• **TASK STATEMENT**: Collect all the lines that mention the word "شعبان".
>> BEGIN INPUT DATA
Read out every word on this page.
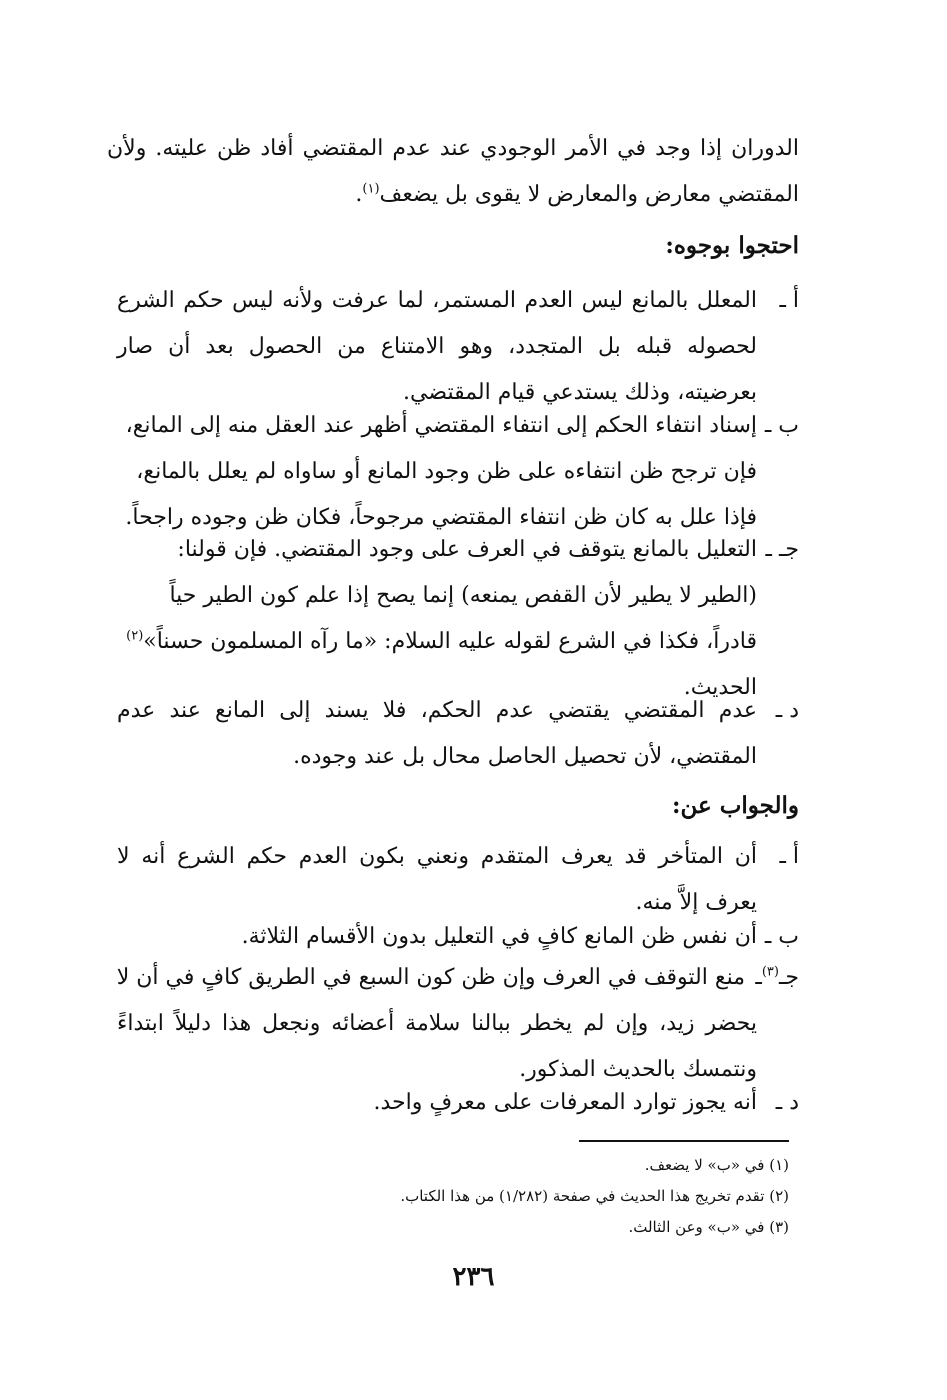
الدوران إذا وجد في الأمر الوجودي عند عدم المقتضي أفاد ظن عليته. ولأن
المقتضي معارض والمعارض لا يقوى بل يضعف$^{(١)}$.
احتجوا بوجوه:
أ ـ
المعلل بالمانع ليس العدم المستمر، لما عرفت ولأنه ليس حكم الشرع
لحصوله قبله بل المتجدد، وهو الامتناع من الحصول بعد أن صار
بعرضيته، وذلك يستدعي قيام المقتضي.
ب ـ
إسناد انتفاء الحكم إلى انتفاء المقتضي أظهر عند العقل منه إلى المانع،
فإن ترجح ظن انتفاءه على ظن وجود المانع أو ساواه لم يعلل بالمانع،
فإذا علل به كان ظن انتفاء المقتضي مرجوحاً، فكان ظن وجوده راجحاً.
جـ ـ
التعليل بالمانع يتوقف في العرف على وجود المقتضي. فإن قولنا:
(الطير لا يطير لأن القفص يمنعه) إنما يصح إذا علم كون الطير حياً
قادراً، فكذا في الشرع لقوله عليه السلام: «ما رآه المسلمون حسناً»$^{(٢)}$
الحديث.
د ـ
عدم المقتضي يقتضي عدم الحكم، فلا يسند إلى المانع عند عدم
المقتضي، لأن تحصيل الحاصل محال بل عند وجوده.
والجواب عن:
أ ـ
أن المتأخر قد يعرف المتقدم ونعني بكون العدم حكم الشرع أنه لا
يعرف إلاَّ منه.
ب ـ
أن نفس ظن المانع كافٍ في التعليل بدون الأقسام الثلاثة.
جـ$^{(٣)}$ـ
منع التوقف في العرف وإن ظن كون السبع في الطريق كافٍ في أن لا
يحضر زيد، وإن لم يخطر ببالنا سلامة أعضائه ونجعل هذا دليلاً ابتداءً
ونتمسك بالحديث المذكور.
د ـ
أنه يجوز توارد المعرفات على معرفٍ واحد.
(١) في «ب» لا يضعف.
(٢) تقدم تخريج هذا الحديث في صفحة (١/٢٨٢) من هذا الكتاب.
(٣) في «ب» وعن الثالث.
٢٣٦
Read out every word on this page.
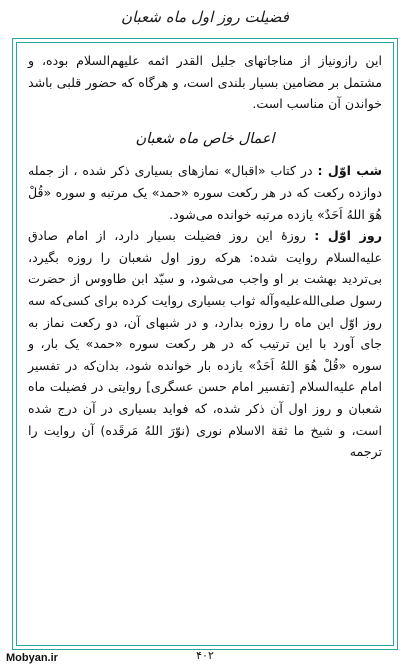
فضیلت روز اول ماه شعبان

این رازونیاز از مناجاتهای جلیل القدر ائمه علیهم‌السلام بوده، و مشتمل بر مضامین بسیار بلندی است، و هرگاه که حضور قلبی باشد خواندن آن مناسب است.

اعمال خاص ماه شعبان

شب اوّل : در کتاب «اقبال» نمازهای بسیاری ذکر شده ، از جمله دوازده رکعت که در هر رکعت سوره «حمد» یک مرتبه و سوره «قُلْ هُوَ اللهُ اَحَدٌ» یازده مرتبه خوانده می‌شود.

روز اوّل : روزهٔ این روز فضیلت بسیار دارد، از امام صادق علیه‌السلام روایت شده: هرکه روز اول شعبان را روزه بگیرد، بی‌تردید بهشت بر او واجب می‌شود، و سیّد ابن طاووس از حضرت رسول صلی‌الله‌علیه‌وآله ثواب بسیاری روایت کرده برای کسی‌که سه روز اوّل این ماه را روزه بدارد، و در شبهای آن، دو رکعت نماز به جای آورد با این ترتیب که در هر رکعت سوره «حمد» یک بار، و سوره «قُلْ هُوَ اللهُ اَحَدٌ» یازده بار خوانده شود، بدان‌که در تفسیر امام علیه‌السلام [تفسیر امام حسن عسگری] روایتی در فضیلت ماه شعبان و روز اول آن ذکر شده، که فواید بسیاری در آن درج شده است، و شیخ ما ثقة الاسلام نوری (نوّرَ اللهُ مَرقَده) آن روایت را ترجمه

Mobyan.ir	۴۰۲
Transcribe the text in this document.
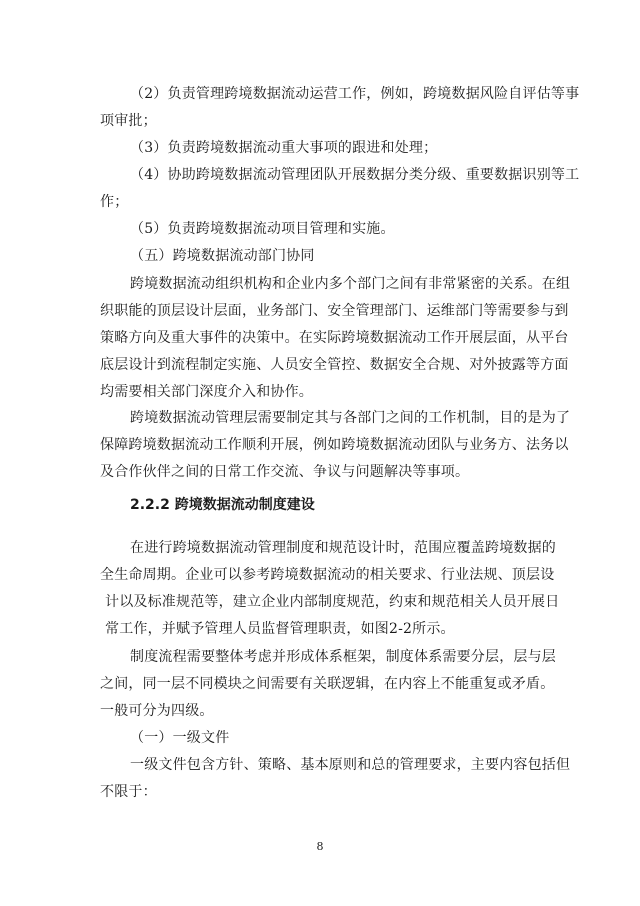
（2）负责管理跨境数据流动运营工作，例如，跨境数据风险自评估等事
项审批；
（3）负责跨境数据流动重大事项的跟进和处理；
（4）协助跨境数据流动管理团队开展数据分类分级、重要数据识别等工
作；
（5）负责跨境数据流动项目管理和实施。
（五）跨境数据流动部门协同
跨境数据流动组织机构和企业内多个部门之间有非常紧密的关系。在组
织职能的顶层设计层面，业务部门、安全管理部门、运维部门等需要参与到
策略方向及重大事件的决策中。在实际跨境数据流动工作开展层面，从平台
底层设计到流程制定实施、人员安全管控、数据安全合规、对外披露等方面
均需要相关部门深度介入和协作。
跨境数据流动管理层需要制定其与各部门之间的工作机制，目的是为了
保障跨境数据流动工作顺利开展，例如跨境数据流动团队与业务方、法务以
及合作伙伴之间的日常工作交流、争议与问题解决等事项。
在进行跨境数据流动管理制度和规范设计时，范围应覆盖跨境数据的
全生命周期。企业可以参考跨境数据流动的相关要求、行业法规、顶层设
计以及标准规范等，建立企业内部制度规范，约束和规范相关人员开展日
常工作，并赋予管理人员监督管理职责，如图2-2所示。
制度流程需要整体考虑并形成体系框架，制度体系需要分层，层与层
之间，同一层不同模块之间需要有关联逻辑，在内容上不能重复或矛盾。
一般可分为四级。
（一）一级文件
一级文件包含方针、策略、基本原则和总的管理要求，主要内容包括但
不限于：
2.2.2 跨境数据流动制度建设
8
>> END INPUT DATA
• **CORRECT RESULT**:
فضیلت روز اول ماه شعبان
اعمال خاص ماه شعبان
روز اوّل : روزهٔ این روز فضیلت بسیار دارد، از امام صادق علیه‌السلام روایت شده: هرکه روز اول شعبان را روزه بگیرد، بی‌تردید بهشت بر او واجب می‌شود، و سیّد ابن طاووس از حضرت رسول صلی‌الله‌علیه‌وآله ثواب بسیاری روایت کرده برای کسی‌که سه روز اوّل این ماه را روزه بدارد، و در شبهای آن، دو رکعت نماز به جای آورد با این ترتیب که در هر رکعت سوره «حمد» یک بار، و سوره «قُلْ هُوَ اللهُ اَحَدٌ» یازده بار خوانده شود، بدان‌که در تفسیر امام علیه‌السلام [تفسیر امام حسن عسگری] روایتی در فضیلت ماه شعبان و روز اول آن ذکر شده، که فواید بسیاری در آن درج شده است، و شیخ ما ثقة الاسلام نوری (نوّرَ اللهُ مَرقَده) آن روایت را ترجمه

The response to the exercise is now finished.